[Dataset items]

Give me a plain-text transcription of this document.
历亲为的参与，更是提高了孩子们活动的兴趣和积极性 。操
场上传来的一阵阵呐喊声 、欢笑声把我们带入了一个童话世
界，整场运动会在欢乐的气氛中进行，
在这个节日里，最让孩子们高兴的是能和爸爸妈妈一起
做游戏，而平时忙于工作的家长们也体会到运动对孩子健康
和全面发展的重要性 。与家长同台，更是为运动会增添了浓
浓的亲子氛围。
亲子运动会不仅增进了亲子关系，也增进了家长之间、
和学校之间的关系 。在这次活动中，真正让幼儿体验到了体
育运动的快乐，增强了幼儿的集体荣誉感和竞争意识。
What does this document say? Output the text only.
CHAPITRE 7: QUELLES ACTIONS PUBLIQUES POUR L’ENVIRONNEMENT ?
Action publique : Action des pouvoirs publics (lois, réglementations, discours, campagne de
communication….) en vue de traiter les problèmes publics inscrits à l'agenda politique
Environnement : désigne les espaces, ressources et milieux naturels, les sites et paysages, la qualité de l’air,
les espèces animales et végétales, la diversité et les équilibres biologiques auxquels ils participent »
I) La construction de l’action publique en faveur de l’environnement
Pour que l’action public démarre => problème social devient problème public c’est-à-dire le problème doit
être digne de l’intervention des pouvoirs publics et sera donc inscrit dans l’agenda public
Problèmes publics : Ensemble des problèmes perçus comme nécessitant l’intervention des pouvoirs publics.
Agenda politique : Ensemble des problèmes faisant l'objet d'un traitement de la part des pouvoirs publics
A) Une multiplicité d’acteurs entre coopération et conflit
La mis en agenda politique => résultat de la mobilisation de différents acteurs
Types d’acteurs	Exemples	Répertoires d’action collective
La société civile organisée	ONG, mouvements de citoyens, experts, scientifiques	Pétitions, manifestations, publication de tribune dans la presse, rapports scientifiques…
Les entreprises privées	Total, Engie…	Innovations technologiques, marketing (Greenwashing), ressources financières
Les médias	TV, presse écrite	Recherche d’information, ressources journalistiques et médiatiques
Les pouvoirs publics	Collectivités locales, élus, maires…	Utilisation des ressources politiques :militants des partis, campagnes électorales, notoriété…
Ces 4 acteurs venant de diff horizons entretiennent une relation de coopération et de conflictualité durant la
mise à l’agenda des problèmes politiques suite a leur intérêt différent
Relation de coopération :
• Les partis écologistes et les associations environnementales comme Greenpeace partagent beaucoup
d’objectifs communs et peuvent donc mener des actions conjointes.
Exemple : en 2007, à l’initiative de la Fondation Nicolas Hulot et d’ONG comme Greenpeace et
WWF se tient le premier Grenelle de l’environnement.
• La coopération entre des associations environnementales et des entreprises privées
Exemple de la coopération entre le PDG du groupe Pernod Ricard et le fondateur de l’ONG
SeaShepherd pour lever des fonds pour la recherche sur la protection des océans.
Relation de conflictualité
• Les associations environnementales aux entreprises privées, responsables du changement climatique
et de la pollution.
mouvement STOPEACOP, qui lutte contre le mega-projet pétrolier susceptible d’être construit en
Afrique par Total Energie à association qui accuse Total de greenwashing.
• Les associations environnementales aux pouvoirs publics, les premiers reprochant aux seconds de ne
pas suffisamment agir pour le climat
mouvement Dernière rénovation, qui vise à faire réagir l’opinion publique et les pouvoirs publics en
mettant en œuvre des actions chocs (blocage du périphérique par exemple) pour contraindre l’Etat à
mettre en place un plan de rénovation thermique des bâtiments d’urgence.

- **WHAT THE TASK REQUIRES**:
Go through the data and gather every line that holds "entreprises".

- **RESULT**:
Les entreprises privées	Total, Engie…	Innovations technologiques, marketing (Greenwashing), ressources financières
• La coopération entre des associations environnementales et des entreprises privées
• Les associations environnementales aux entreprises privées, responsables du changement climatique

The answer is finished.